Work instructions >>
1 – Condense the paragraph of the post on Tesla coil primaries that begins "Assuming the loss in the gap" into a short bulleted list that keeps its main facts.
2 – Write the next few lines of the post on Tesla coil primaries, carrying on from its final line.

Assuming the loss in the gap is proportional to I^2R, the higher current
burns off the energy as heat more in a low inductance primary then a high
inductance one.  Low inductance primary circuits have to be made well to
minimize the loss and handle the higher current.  Large inductance
primaries can get away with much lossier construction.

As I look at coils with very large primary caps, the primary inductance
tends to be very small.  This creates very high currents and giant losses
that can eat a coil's power vastly reducing the power to the arc.  It is
sort of a balancing act between more stored energy on the primary cap and
greater losses due to low primary inductance and high primary current losses.

Cheers,

	Terry



At 12:24 PM 8/31/00 -0400, you wrote:
>Dear List,
>
>I'm curious about Tesla coils with large primaries and small tank caps.

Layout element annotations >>
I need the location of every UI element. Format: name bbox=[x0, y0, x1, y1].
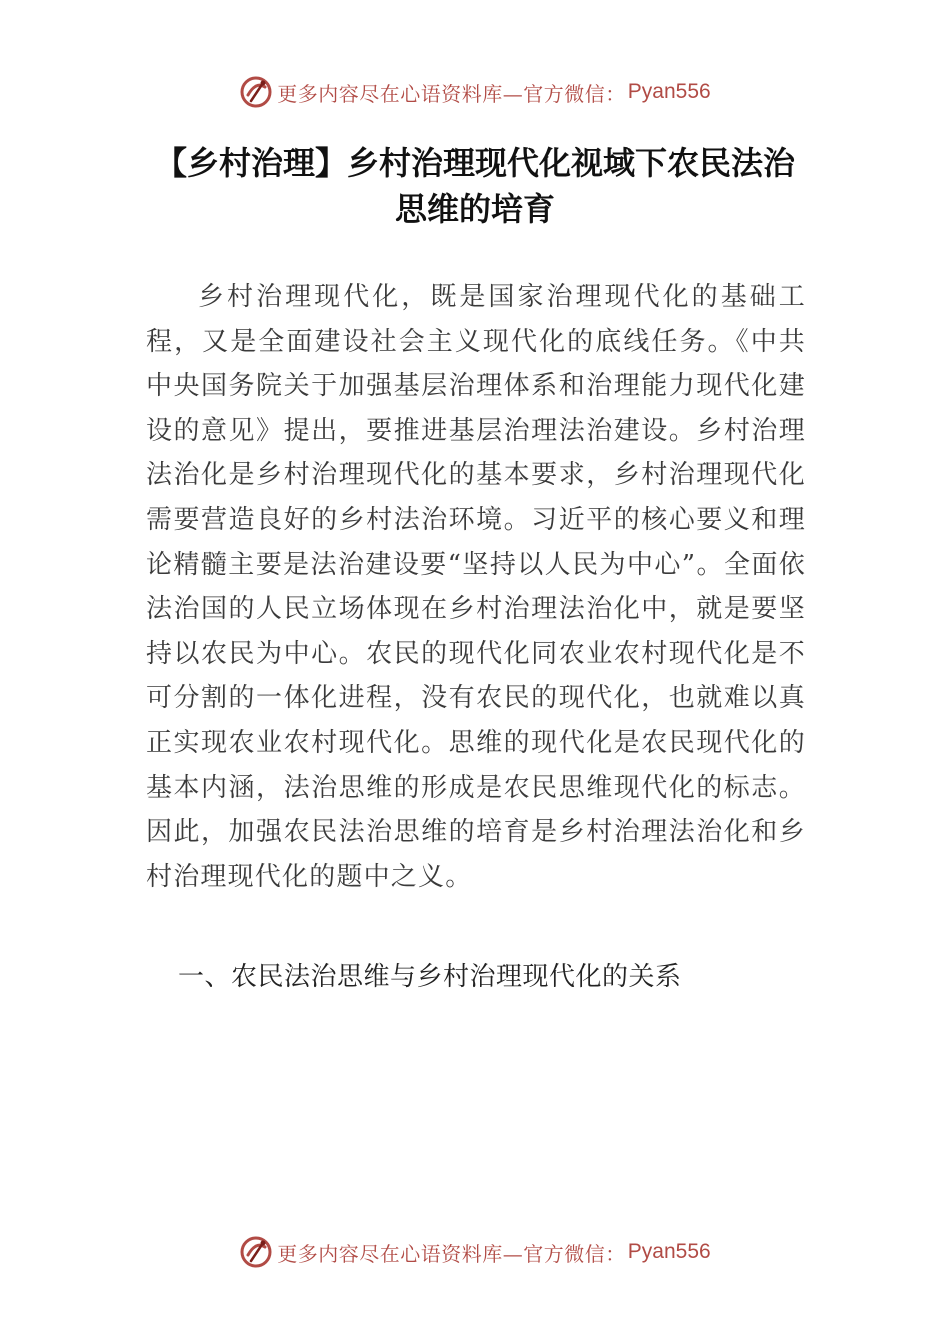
document-title bbox=[0, 140, 950, 232]
logo-icon bbox=[239, 1235, 273, 1269]
title-line-2: 思维的培育 bbox=[394, 190, 555, 228]
header-banner bbox=[0, 72, 950, 112]
title-line-1: 【乡村治理】乡村治理现代化视域下农民法治 bbox=[154, 144, 795, 182]
footer-wechat-id: Pyan556 bbox=[627, 1240, 711, 1263]
logo-icon bbox=[239, 75, 273, 109]
body-paragraph: 乡村治理现代化，既是国家治理现代化的基础工程，又是全面建设社会主义现代化的底线任务。《中共中央国务院关于加强基层治理体系和治理能力现代化建设的意见》提出，要推进基层治理法治建设。乡村治理法治化是乡村治理现代化的基本要求，乡村治理现代化需要营造良好的乡村法治环境。习近平的核心要义和理论精髓主要是法治建设要“坚持以人民为中心”。全面依法治国的人民立场体现在乡村治理法治化中，就是要坚持以农民为中心。农民的现代化同农业农村现代化是不可分割的一体化进程，没有农民的现代化，也就难以真正实现农业农村现代化。思维的现代化是农民现代化的基本内涵，法治思维的形成是农民思维现代化的标志。因此，加强农民法治思维的培育是乡村治理法治化和乡村治理现代化的题中之义。 bbox=[146, 282, 806, 892]
section-heading: 一、农民法治思维与乡村治理现代化的关系 bbox=[178, 962, 682, 992]
header-wechat-id: Pyan556 bbox=[627, 80, 711, 103]
footer-banner-text: 更多内容尽在心语资料库—官方微信： bbox=[277, 1241, 626, 1266]
header-banner-text: 更多内容尽在心语资料库—官方微信： bbox=[277, 81, 626, 106]
footer-banner bbox=[0, 1232, 950, 1272]
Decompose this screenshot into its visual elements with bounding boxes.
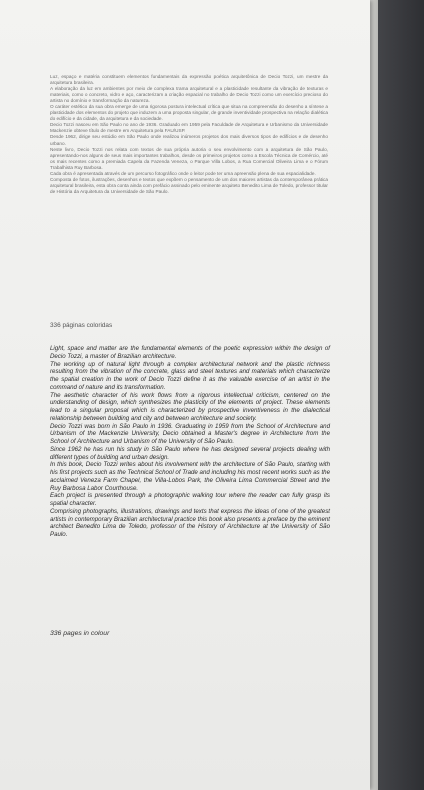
pt-paragraph: Desde 1962, dirige seu estúdio em São Paulo onde realizou inúmeros projetos dos mais diversos tipos de edifícios e de desenho urbano.: [50, 134, 328, 146]
en-paragraph: The working up of natural light through a complex architectural network and the plastic richness resulting from the vibration of the concrete, glass and steel textures and materials which characterize the spatial creation in the work of Decio Tozzi define it as the valuable exercise of an artist in the command of nature and its transformation.: [50, 360, 330, 391]
page-edge: [370, 0, 378, 790]
pt-page-count: 336 páginas coloridas: [50, 322, 113, 329]
portuguese-description: [50, 74, 328, 195]
pt-paragraph: Decio Tozzi nasceu em São Paulo no ano de 1936. Graduado em 1959 pela Faculdade de Arquitetura e Urbanismo da Universidade Mackenzie obteve título de mestre em Arquitetura pela FAU/USP.: [50, 122, 328, 134]
en-paragraph: Comprising photographs, illustrations, drawings and texts that express the ideas of one of the greatest artists in contemporary Brazilian architectural practice this book also presents a preface by the eminent architect Benedito Lima de Toledo, professor of the History of Architecture at the University of São Paulo.: [50, 507, 330, 538]
pt-paragraph: Cada obra é apresentada através de um percurso fotográfico onde o leitor pode ter uma apreensão plena de sua espacialidade.: [50, 170, 316, 176]
en-paragraph: Decio Tozzi was born in São Paulo in 1936. Graduating in 1959 from the School of Architecture and Urbanism of the Mackenzie University, Decio obtained a Master's degree in Architecture from the School of Architecture and Urbanism of the University of São Paulo.: [50, 422, 330, 445]
pt-paragraph: A elaboração da luz em ambientes por meio de complexa trama arquitetural e a plasticidade resultante da vibração de texturas e materiais, como o concreto, vidro e aço, caracterizam a criação espacial no trabalho de Decio Tozzi como um exercício precioso do artista no domínio e transformação da natureza.: [50, 86, 328, 104]
pt-paragraph: Neste livro, Decio Tozzi nos relata com textos de sua própria autoria o seu envolvimento com a arquitetura de São Paulo, apresentando-nos alguns de seus mais importantes trabalhos, desde os primeiros projetos como a Escola Técnica de Comércio, até os mais recentes como a premiada Capela da Fazenda Veneza, o Parque Villa Lobos, a Rua Comercial Oliveira Lima e o Fórum Trabalhista Ruy Barbosa.: [50, 146, 328, 170]
en-paragraph: Each project is presented through a photographic walking tour where the reader can fully grasp its spatial character.: [50, 492, 330, 507]
english-description: [50, 345, 330, 539]
pt-paragraph: Composta de fotos, ilustrações, desenhos e textos que expõem o pensamento de um dos maiores artistas da contemporânea prática arquitetural brasileira, esta obra conta ainda com prefácio assinado pelo eminente arquiteto Benedito Lima de Toledo, professor titular de História da Arquitetura da Universidade de São Paulo.: [50, 176, 328, 194]
en-paragraph: Since 1962 he has run his study in São Paulo where he has designed several projects dealing with different types of building and urban design.: [50, 445, 330, 461]
en-page-count: 336 pages in colour: [50, 630, 110, 637]
en-paragraph: Light, space and matter are the fundamental elements of the poetic expression within the design of Decio Tozzi, a master of Brazilian architecture.: [50, 345, 330, 360]
pt-paragraph: O caráter estético da sua obra emerge de uma rigorosa postura intelectual crítica que situa na compreensão do desenho a síntese a plasticidade dos elementos do projeto que induzem a uma proposta singular, de grande inventividade prospectiva na relação dialética do edifício e da cidade, da arquitetura e da sociedade.: [50, 104, 328, 122]
en-paragraph: In this book, Decio Tozzi writes about his involvement with the architecture of São Paulo, starting with his first projects such as the Technical School of Trade and including his most recent works such as the acclaimed Veneza Farm Chapel, the Villa-Lobos Park, the Oliveira Lima Commercial Street and the Ruy Barbosa Labor Courthouse.: [50, 461, 330, 492]
en-paragraph: The aesthetic character of his work flows from a rigorous intellectual criticism, centered on the understanding of design, which synthesizes the plasticity of the elements of project. These elements lead to a singular proposal which is characterized by prospective inventiveness in the dialectical relationship between building and city and between architecture and society.: [50, 391, 330, 422]
pt-paragraph: Luz, espaço e matéria constituem elementos fundamentais da expressão poética arquitetônica de Decio Tozzi, um mestre da arquitetura brasileira.: [50, 74, 328, 86]
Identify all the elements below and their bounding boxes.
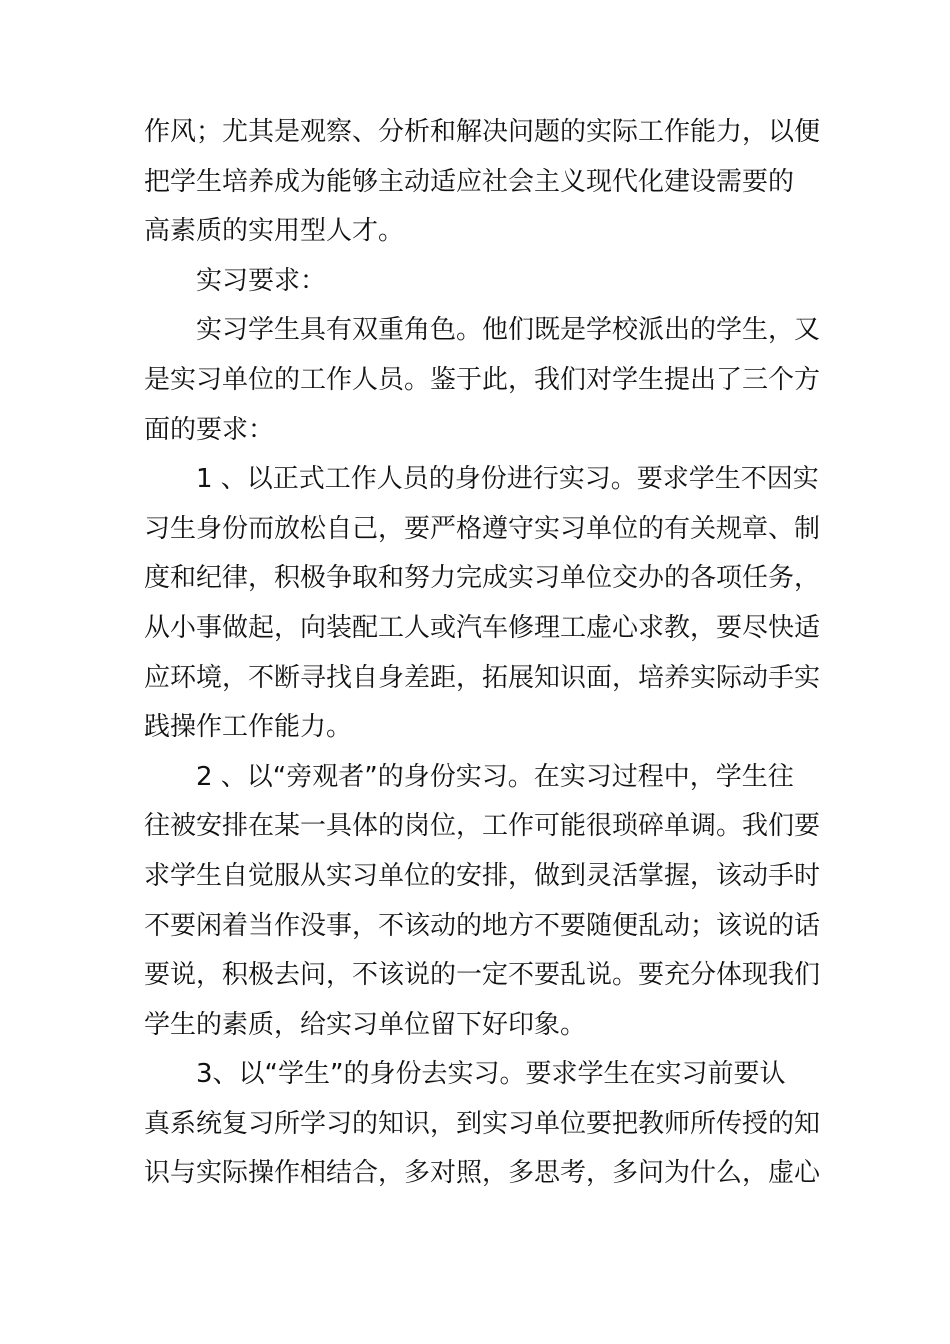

Written answers >>
1 –
- If gap loss is proportional to I^2R, the higher current in a low-inductance primary burns off more energy as heat than in a high-inductance primary.
- Low-inductance primary circuits must be well built to minimize loss and handle the higher current.
- Large-inductance primaries can get away with much lossier construction.

2 –
>John Freau and others have articulated numerous times over the years that
>coils so designed have lower gap losses and longer sparks relative to coils
>using big tank caps and few primary turns.  I'm curious as to why this is
>so.  It seems to me that the bigger bang size delivered by a larger cap
>would thump the secondary harder, yielding longer sparks.
>
>Can someone in the know provide an explanation?  I'm not an engineer, but I
>am an experienced comm/nav technician, so I can grasp pretty deep concepts.
> However, a side trip into Calculus land will lose me pretty quickly.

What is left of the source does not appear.